- [WHAT YOU NEED TO DO]
Work through the material below and count the lines holding the word "underlying"; give that count and nothing more.

- [INPUT MATERIAL]
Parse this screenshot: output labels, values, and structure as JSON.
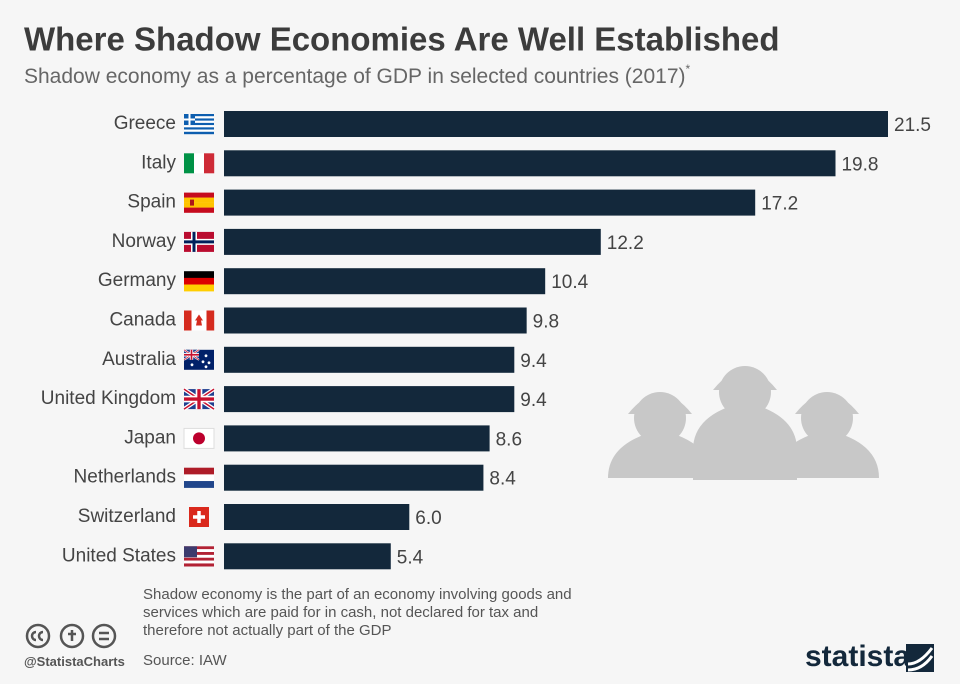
{
  "chart_data": {
    "type": "bar",
    "orientation": "horizontal",
    "title": "Where Shadow Economies Are Well Established",
    "subtitle": "Shadow economy as a percentage of GDP in selected countries (2017)",
    "subtitle_marker": "*",
    "categories": [
      "Greece",
      "Italy",
      "Spain",
      "Norway",
      "Germany",
      "Canada",
      "Australia",
      "United Kingdom",
      "Japan",
      "Netherlands",
      "Switzerland",
      "United States"
    ],
    "values": [
      21.5,
      19.8,
      17.2,
      12.2,
      10.4,
      9.8,
      9.4,
      9.4,
      8.6,
      8.4,
      6.0,
      5.4
    ],
    "value_labels": [
      "21.5",
      "19.8",
      "17.2",
      "12.2",
      "10.4",
      "9.8",
      "9.4",
      "9.4",
      "8.6",
      "8.4",
      "6.0",
      "5.4"
    ],
    "color": "#13283b",
    "footnote": "Shadow economy is the part of an economy involving goods and services which are paid for in cash, not declared for tax and therefore not actually part of the GDP",
    "source": "Source: IAW",
    "credit": "@StatistaCharts",
    "logo": "statista"
  }
}
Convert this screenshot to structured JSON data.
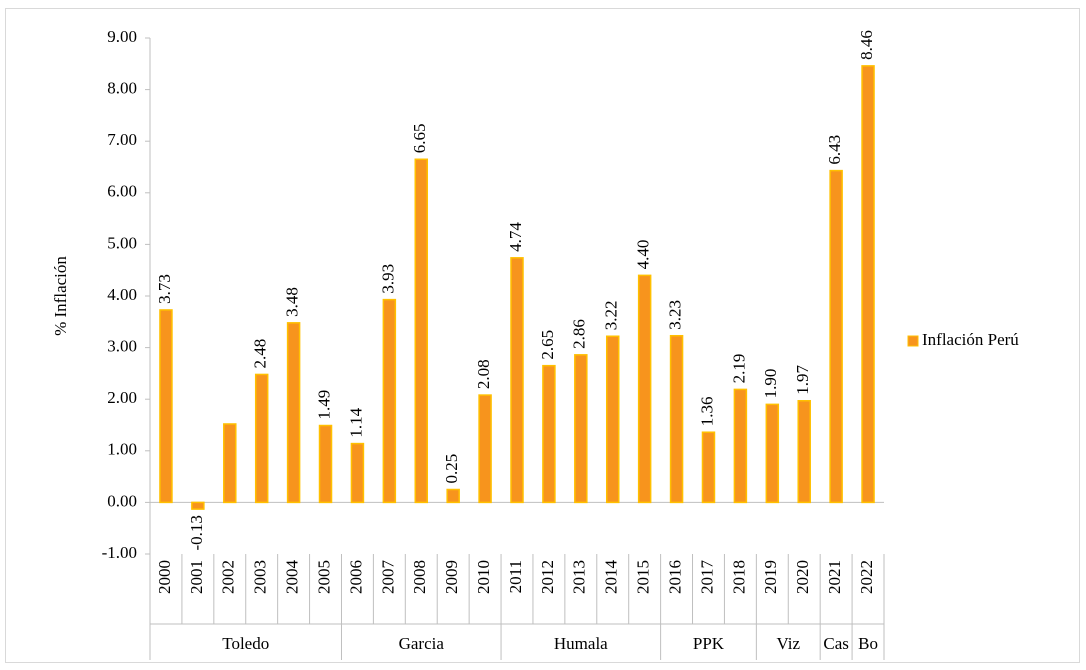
{
  "chart_data": {
    "type": "bar",
    "y_label": "% Inflación",
    "categories": [
      "2000",
      "2001",
      "2002",
      "2003",
      "2004",
      "2005",
      "2006",
      "2007",
      "2008",
      "2009",
      "2010",
      "2011",
      "2012",
      "2013",
      "2014",
      "2015",
      "2016",
      "2017",
      "2018",
      "2019",
      "2020",
      "2021",
      "2022"
    ],
    "groups": [
      {
        "label": "Toledo",
        "size": 6
      },
      {
        "label": "Garcia",
        "size": 5
      },
      {
        "label": "Humala",
        "size": 5
      },
      {
        "label": "PPK",
        "size": 3
      },
      {
        "label": "Viz",
        "size": 2
      },
      {
        "label": "Cas",
        "size": 1
      },
      {
        "label": "Bo",
        "size": 1
      }
    ],
    "series": [
      {
        "name": "Inflación Perú",
        "color": "#F7941D",
        "edge_color": "#FFC000",
        "values": [
          3.73,
          -0.13,
          1.52,
          2.48,
          3.48,
          1.49,
          1.14,
          3.93,
          6.65,
          0.25,
          2.08,
          4.74,
          2.65,
          2.86,
          3.22,
          4.4,
          3.23,
          1.36,
          2.19,
          1.9,
          1.97,
          6.43,
          8.46
        ],
        "value_labels": [
          "3.73",
          "-0.13",
          null,
          "2.48",
          "3.48",
          "1.49",
          "1.14",
          "3.93",
          "6.65",
          "0.25",
          "2.08",
          "4.74",
          "2.65",
          "2.86",
          "3.22",
          "4.40",
          "3.23",
          "1.36",
          "2.19",
          "1.90",
          "1.97",
          "6.43",
          "8.46"
        ]
      }
    ],
    "ylim": [
      -1,
      9
    ],
    "yticks": [
      {
        "value": -1,
        "label": "-1.00"
      },
      {
        "value": 0,
        "label": "0.00"
      },
      {
        "value": 1,
        "label": "1.00"
      },
      {
        "value": 2,
        "label": "2.00"
      },
      {
        "value": 3,
        "label": "3.00"
      },
      {
        "value": 4,
        "label": "4.00"
      },
      {
        "value": 5,
        "label": "5.00"
      },
      {
        "value": 6,
        "label": "6.00"
      },
      {
        "value": 7,
        "label": "7.00"
      },
      {
        "value": 8,
        "label": "8.00"
      },
      {
        "value": 9,
        "label": "9.00"
      }
    ],
    "legend": "right"
  }
}
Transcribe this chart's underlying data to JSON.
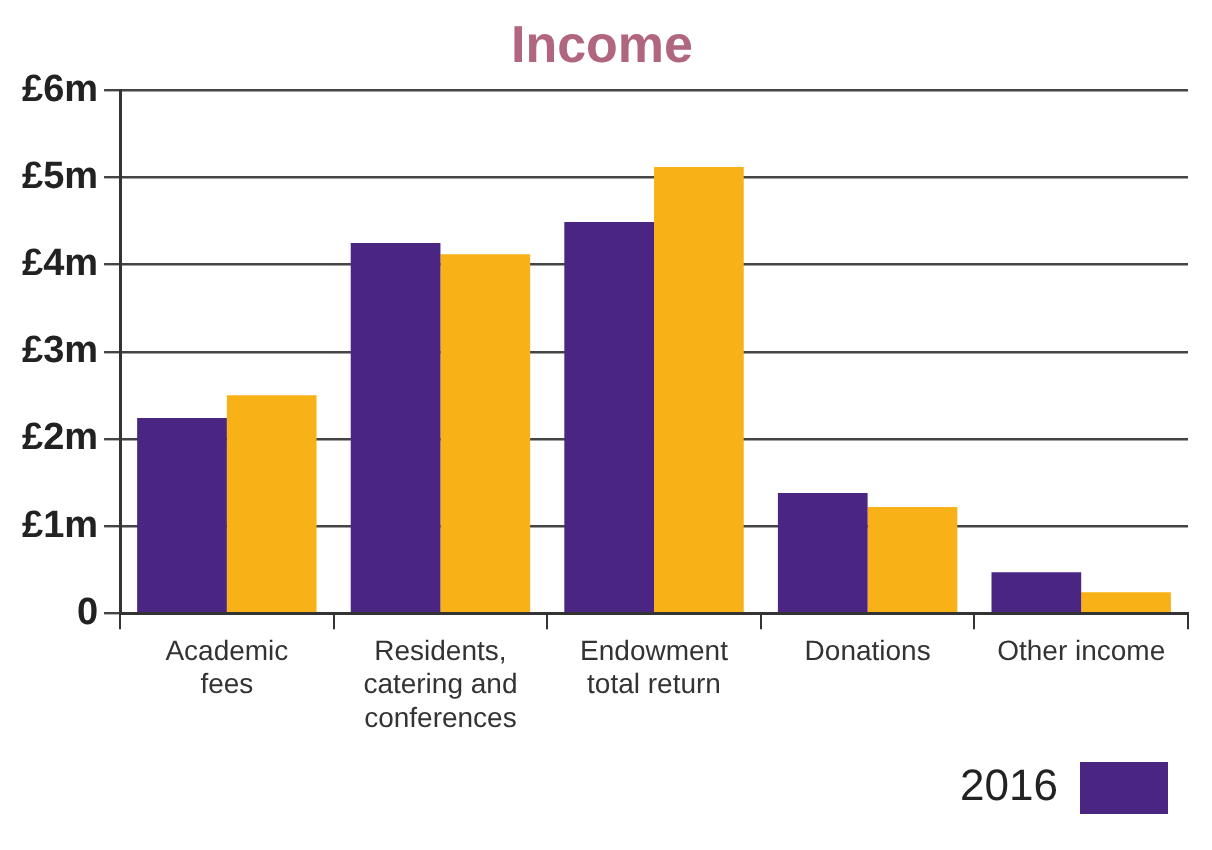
{
  "chart_data": {
    "type": "bar",
    "title": "Income",
    "categories": [
      "Academic fees",
      "Residents, catering and conferences",
      "Endowment total return",
      "Donations",
      "Other income"
    ],
    "series": [
      {
        "name": "2016",
        "color": "#4a2682",
        "values": [
          2.24,
          4.25,
          4.49,
          1.38,
          0.47
        ]
      },
      {
        "color": "#f8b116",
        "values": [
          2.5,
          4.12,
          5.12,
          1.22,
          0.24
        ]
      }
    ],
    "ylim": [
      0,
      6
    ],
    "yticks": [
      {
        "value": 0,
        "label": "0"
      },
      {
        "value": 1,
        "label": "£1m"
      },
      {
        "value": 2,
        "label": "£2m"
      },
      {
        "value": 3,
        "label": "£3m"
      },
      {
        "value": 4,
        "label": "£4m"
      },
      {
        "value": 5,
        "label": "£5m"
      },
      {
        "value": 6,
        "label": "£6m"
      }
    ],
    "grid": "y",
    "legend": "bottom right"
  }
}
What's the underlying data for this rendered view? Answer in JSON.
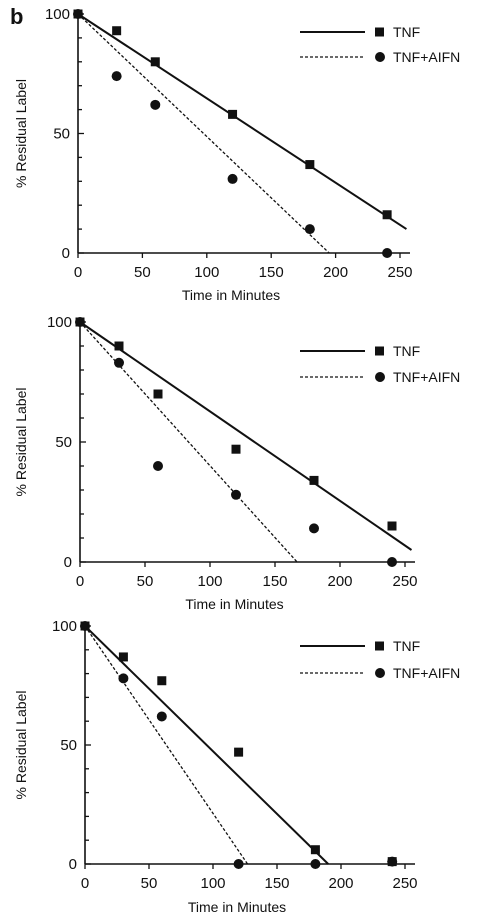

- [EXERCISE RESPONSE]
2